Task to carry out: Only the number is needed: how many lines of the records include "Fourier"?

*** Records to use

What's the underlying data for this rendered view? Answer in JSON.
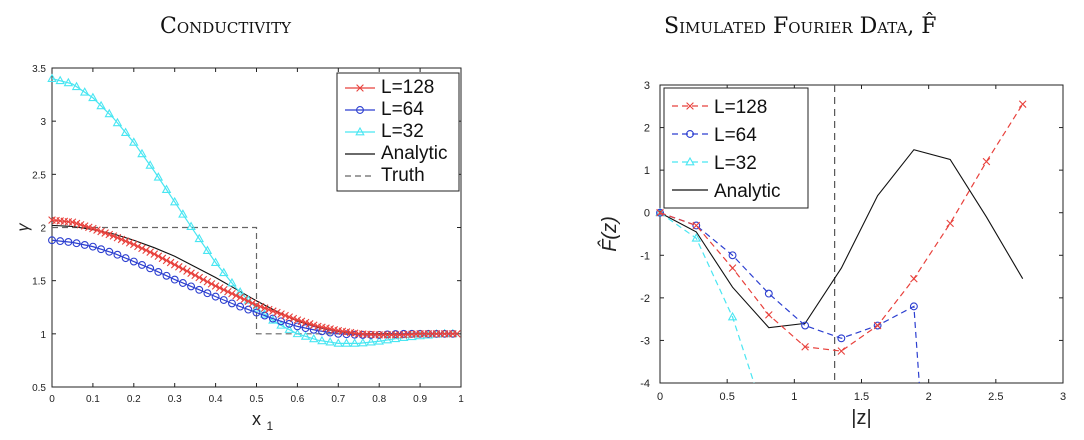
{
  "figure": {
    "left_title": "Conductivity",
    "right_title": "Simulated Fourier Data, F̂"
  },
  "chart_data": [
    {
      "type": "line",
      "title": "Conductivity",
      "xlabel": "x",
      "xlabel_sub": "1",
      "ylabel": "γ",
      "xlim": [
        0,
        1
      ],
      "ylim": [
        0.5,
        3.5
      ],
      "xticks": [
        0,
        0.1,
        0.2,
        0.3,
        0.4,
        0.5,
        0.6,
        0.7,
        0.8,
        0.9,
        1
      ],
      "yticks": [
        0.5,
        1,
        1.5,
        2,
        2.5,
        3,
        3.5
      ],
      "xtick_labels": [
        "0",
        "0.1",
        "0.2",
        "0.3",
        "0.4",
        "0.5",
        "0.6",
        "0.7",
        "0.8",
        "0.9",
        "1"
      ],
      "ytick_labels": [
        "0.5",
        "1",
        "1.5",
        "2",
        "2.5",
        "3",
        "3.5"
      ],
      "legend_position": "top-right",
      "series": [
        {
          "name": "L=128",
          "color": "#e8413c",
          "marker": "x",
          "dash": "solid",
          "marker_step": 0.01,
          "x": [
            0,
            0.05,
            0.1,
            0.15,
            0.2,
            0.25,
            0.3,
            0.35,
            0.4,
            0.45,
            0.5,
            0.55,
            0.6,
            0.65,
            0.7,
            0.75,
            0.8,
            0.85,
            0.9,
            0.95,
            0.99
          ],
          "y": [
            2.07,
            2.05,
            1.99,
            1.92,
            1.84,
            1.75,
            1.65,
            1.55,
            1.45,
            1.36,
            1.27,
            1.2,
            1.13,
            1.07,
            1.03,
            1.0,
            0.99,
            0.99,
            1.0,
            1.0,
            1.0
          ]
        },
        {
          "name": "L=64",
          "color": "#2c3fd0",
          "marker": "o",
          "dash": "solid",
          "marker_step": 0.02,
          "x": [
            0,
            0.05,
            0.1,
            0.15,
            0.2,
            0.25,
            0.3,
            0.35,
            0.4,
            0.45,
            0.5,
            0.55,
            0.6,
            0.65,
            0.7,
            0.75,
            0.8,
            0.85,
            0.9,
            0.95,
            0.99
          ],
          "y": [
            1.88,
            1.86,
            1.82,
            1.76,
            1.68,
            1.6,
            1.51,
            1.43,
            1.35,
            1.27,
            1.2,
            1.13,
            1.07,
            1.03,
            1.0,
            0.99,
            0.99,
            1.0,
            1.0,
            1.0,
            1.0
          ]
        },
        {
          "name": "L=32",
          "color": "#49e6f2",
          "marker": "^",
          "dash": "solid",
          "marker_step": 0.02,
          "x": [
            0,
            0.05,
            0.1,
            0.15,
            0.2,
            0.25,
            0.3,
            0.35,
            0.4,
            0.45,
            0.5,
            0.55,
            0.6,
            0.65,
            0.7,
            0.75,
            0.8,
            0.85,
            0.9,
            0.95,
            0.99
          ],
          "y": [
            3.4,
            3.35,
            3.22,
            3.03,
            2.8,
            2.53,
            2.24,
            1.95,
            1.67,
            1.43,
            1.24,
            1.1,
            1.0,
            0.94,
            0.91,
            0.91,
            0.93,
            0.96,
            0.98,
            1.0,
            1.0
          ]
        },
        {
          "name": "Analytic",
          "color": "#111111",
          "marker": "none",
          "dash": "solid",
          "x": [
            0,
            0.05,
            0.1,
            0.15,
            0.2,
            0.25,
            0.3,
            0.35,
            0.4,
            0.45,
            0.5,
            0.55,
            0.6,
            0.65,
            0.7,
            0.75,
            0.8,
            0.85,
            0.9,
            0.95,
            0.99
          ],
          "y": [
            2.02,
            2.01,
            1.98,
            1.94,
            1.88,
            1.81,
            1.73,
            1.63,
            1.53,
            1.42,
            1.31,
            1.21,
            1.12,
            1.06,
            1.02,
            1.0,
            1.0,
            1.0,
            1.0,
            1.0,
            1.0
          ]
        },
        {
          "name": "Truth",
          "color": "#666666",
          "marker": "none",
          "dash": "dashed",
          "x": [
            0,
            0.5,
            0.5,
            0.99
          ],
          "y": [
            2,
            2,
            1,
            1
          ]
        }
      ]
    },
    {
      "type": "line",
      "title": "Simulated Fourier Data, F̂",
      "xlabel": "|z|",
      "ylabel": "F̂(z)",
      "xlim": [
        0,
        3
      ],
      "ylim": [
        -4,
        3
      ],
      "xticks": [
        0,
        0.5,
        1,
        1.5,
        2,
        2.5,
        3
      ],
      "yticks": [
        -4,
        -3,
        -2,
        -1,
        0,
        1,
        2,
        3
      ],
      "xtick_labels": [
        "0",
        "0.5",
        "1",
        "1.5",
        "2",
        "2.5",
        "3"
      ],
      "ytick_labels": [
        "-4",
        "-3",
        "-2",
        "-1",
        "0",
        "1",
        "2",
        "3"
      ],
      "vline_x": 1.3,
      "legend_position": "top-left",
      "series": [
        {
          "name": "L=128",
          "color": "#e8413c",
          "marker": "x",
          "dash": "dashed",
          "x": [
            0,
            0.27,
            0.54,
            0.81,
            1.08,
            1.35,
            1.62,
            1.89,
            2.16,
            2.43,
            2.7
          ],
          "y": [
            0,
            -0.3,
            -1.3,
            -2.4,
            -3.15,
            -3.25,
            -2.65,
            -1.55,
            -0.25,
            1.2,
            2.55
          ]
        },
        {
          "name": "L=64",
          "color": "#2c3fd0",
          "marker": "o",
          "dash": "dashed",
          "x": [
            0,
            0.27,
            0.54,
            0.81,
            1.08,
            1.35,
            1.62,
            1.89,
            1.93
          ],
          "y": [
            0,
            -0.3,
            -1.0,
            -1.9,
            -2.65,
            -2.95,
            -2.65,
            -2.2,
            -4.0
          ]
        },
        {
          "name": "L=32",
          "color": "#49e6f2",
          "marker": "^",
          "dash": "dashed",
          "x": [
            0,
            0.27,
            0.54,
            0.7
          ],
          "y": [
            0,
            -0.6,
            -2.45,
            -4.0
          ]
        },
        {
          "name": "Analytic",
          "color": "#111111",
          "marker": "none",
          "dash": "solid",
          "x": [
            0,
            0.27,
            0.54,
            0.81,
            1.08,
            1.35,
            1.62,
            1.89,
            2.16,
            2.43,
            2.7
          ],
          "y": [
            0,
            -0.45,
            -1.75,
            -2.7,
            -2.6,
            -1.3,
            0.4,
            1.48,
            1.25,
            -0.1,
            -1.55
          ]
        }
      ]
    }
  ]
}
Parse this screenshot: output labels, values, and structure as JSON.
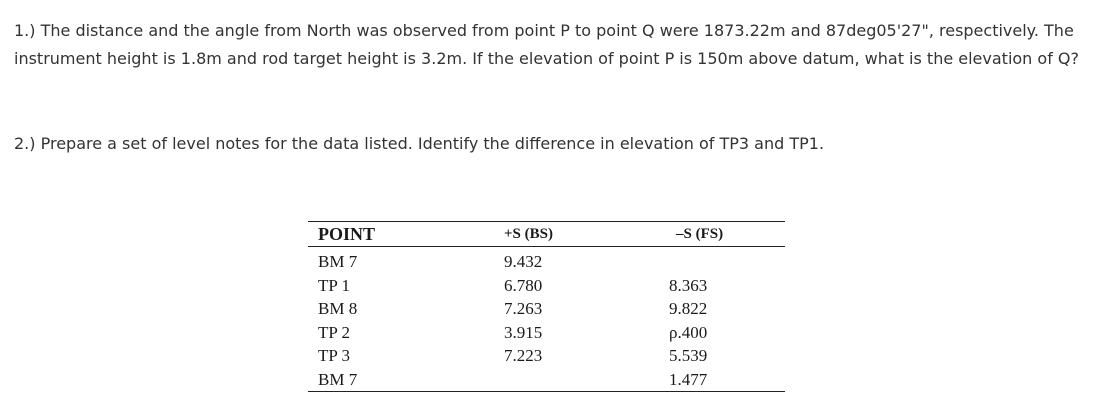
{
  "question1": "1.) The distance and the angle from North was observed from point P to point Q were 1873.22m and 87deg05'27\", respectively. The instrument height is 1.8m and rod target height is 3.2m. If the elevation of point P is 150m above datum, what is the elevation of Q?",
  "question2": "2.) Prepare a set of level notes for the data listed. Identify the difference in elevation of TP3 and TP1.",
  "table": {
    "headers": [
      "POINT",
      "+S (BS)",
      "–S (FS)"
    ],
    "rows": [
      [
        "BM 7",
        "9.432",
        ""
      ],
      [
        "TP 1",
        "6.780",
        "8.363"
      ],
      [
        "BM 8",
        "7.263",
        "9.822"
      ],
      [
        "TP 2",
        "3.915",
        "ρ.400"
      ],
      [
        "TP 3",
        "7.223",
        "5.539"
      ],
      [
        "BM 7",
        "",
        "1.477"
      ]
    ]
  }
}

******

Written answer: 2